# Why are final exams made to be worth 30-40% of the grade?



## komorikun (Jan 11, 2009)

Do you think professors are just being sadistic or what? There is no way I can study properly for this many finals when I'm taking 5 classes. I can understand making one exam 20-25% of the grade but 30-40% is crazy, especially when the professors know that we have other exams as well. And on top of that, many final exams are cumulative. How the hell do you review 600 pages?

I'm particularly pissed off at my history professor. She gave us the study guide on the last day of class probably on purpose so that she didn't have to hear too many complaints. Somehow I am supposed to write 4 long essays (3 of which will be on the final) and answer 5 short answer questions that she won't say what they will be about. I feel like wringing her little neck.


----------



## Hadron92 (Apr 17, 2009)

My suggestion is that you leave the internet alone RIGHT NOW and resume your studying. Being pissed off won't make matters any better. Especially when you have your finals coming up.


----------



## AussiePea (Mar 27, 2007)

I think exams in general are **** and shouldn't exist. Assignments are SO much better when it comes to learning the material because they actually teach you in a practical manner instead of these one off short questions which would never be used in such a manner in the working world.


----------



## Black And Mild (Apr 11, 2011)

From my understanding, the final is worth such a large percentage of the grade because it is the best measure of how much information a student has retained.

For me, if a final is cumulative rather than covering new information, I usually don't even study for it.


----------



## komorikun (Jan 11, 2009)

I should have taken the history class pass/no pass. I really debated it but I had not gotten my mid-term back by the time of the deadline to decide on whether to take the class for a letter grade or not. I did okay on the mid-term but that only had one smallish essay on it. At my university we can take up 30% of our units as pass/no pass but only 2 classes in my major. I was afraid taking too many classes pass/no pass might not look good for future employment or grad school (which I kind of doubt I'm going but...).

Anyways, 2 finals are already over (the easy ones) and the last one is 5 days after the last two, so I have time for that one. I'm just pissing my pants over the 2 I have on Friday, back to back; this history one and a finance one that is cumulative. At least I'm taking the finance class pass/no pass. I don't know how I am going to write 3 essays after doing 2 1/2 hours of finance calculations. I'm going to be shattered. :|


----------



## Black And Mild (Apr 11, 2011)

### Instruction A:
Do these statements agree with the forum thread on final exam weighting? Answer yes or no for each, and quote the words of the thread that decide it. (i) The history professor handed out the study guide on the last day of class. (ii) The first poster is taking the history class pass/no pass. (iii) Black And Mild usually studies for cumulative finals.
### Instruction B:
Transcribe the stretch of the forum thread on final exam weighting from "Do you think" through "her little neck.".

Element and region lines:
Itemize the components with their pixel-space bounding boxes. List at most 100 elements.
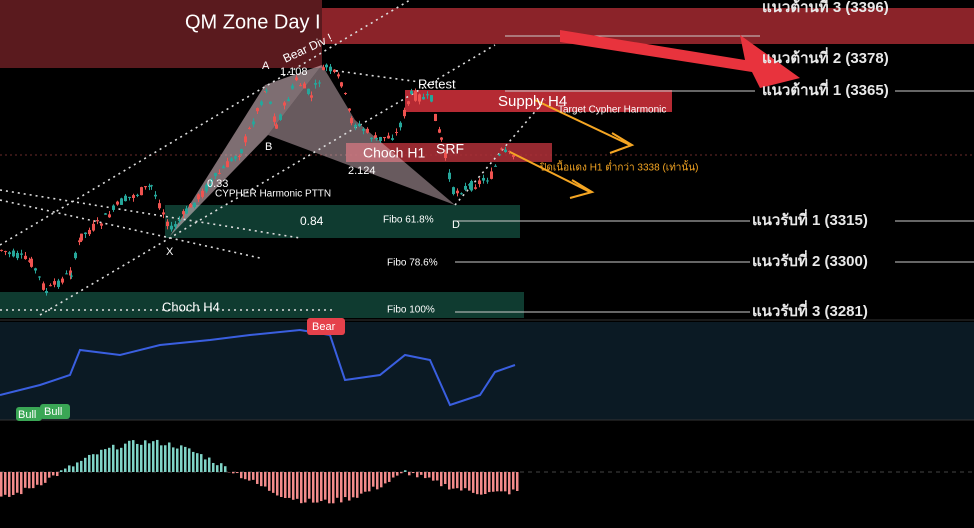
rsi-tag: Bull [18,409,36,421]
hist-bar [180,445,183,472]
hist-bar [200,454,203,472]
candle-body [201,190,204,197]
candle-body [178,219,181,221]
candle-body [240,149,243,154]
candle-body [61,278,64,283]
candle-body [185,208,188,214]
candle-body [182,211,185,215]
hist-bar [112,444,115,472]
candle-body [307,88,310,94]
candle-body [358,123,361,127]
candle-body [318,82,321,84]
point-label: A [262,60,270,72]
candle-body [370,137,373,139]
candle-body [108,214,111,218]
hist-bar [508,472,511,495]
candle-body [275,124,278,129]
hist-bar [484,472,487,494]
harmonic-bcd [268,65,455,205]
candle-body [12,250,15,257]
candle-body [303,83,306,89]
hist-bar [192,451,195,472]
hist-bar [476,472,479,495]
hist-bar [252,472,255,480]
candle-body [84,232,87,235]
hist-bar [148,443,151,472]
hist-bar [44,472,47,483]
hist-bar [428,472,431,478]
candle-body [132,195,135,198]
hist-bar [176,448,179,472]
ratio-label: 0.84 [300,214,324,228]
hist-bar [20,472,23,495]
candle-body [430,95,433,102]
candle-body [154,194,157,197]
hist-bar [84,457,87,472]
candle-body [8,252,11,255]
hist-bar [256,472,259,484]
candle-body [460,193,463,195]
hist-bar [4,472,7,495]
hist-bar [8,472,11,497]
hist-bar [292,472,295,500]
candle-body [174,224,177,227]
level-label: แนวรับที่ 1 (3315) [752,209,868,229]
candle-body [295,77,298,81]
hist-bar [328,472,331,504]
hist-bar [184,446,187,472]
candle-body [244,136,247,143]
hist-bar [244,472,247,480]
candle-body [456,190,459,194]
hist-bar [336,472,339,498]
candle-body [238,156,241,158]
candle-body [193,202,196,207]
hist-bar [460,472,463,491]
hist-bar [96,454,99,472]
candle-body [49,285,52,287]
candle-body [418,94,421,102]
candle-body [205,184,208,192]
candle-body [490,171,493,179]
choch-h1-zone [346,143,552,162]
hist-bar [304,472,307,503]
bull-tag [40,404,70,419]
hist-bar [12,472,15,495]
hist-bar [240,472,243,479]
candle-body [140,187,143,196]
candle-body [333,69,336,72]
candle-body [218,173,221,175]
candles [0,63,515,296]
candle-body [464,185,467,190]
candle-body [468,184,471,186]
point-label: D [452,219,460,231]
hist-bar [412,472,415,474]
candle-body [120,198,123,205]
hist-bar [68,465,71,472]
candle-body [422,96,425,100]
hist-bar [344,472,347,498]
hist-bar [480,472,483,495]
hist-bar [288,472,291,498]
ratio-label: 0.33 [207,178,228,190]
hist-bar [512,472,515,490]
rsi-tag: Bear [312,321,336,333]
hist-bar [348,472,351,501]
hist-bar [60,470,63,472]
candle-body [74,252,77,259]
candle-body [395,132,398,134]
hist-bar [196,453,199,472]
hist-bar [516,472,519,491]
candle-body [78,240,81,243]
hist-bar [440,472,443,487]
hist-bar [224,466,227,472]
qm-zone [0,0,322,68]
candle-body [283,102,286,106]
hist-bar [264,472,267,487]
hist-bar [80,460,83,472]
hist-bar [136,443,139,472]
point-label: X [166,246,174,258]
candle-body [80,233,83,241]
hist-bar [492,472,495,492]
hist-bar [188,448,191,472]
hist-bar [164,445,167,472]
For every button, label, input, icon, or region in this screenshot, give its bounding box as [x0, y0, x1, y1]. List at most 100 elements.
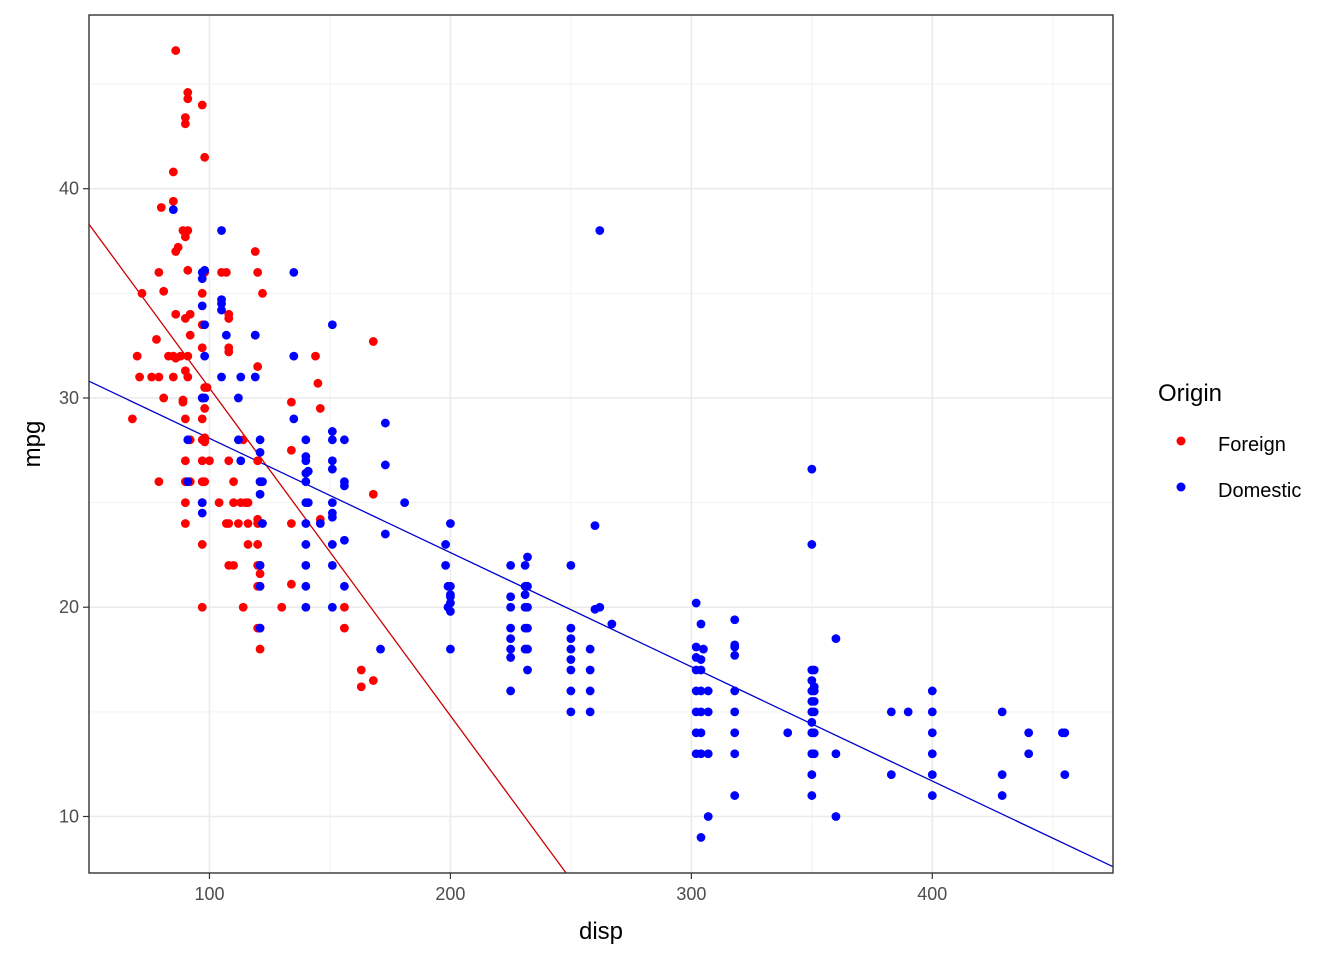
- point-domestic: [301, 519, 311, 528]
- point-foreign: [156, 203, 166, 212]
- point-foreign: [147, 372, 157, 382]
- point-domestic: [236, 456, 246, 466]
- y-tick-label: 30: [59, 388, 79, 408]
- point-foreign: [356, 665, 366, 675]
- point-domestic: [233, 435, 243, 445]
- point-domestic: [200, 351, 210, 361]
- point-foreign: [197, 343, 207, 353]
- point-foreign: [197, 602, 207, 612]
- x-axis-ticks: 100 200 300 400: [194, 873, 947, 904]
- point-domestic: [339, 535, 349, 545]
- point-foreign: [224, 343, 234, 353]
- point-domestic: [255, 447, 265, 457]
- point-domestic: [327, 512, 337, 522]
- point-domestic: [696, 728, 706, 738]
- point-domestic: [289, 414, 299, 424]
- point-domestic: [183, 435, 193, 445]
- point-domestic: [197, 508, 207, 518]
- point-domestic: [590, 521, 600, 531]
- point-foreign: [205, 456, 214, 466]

### Task solution A:
(i) Yes: "She gave us the study guide on the last day of class"
(ii) No: "I should have taken the history class pass/no pass."
(iii) No: "if a final is cumulative rather than covering new information, I usually don't even study for it."

### Task solution B:
Do you think professors are just being sadistic or what? There is no way I can study properly for this many finals when I'm taking 5 classes. I can understand making one exam 20-25% of the grade but 30-40% is crazy, especially when the professors know that we have other exams as well. And on top of that, many final exams are cumulative. How the hell do you review 600 pages?

I'm particularly pissed off at my history professor. She gave us the study guide on the last day of class probably on purpose so that she didn't have to hear too many complaints. Somehow I am supposed to write 4 long essays (3 of which will be on the final) and answer 5 short answer questions that she won't say what they will be about. I feel like wringing her little neck.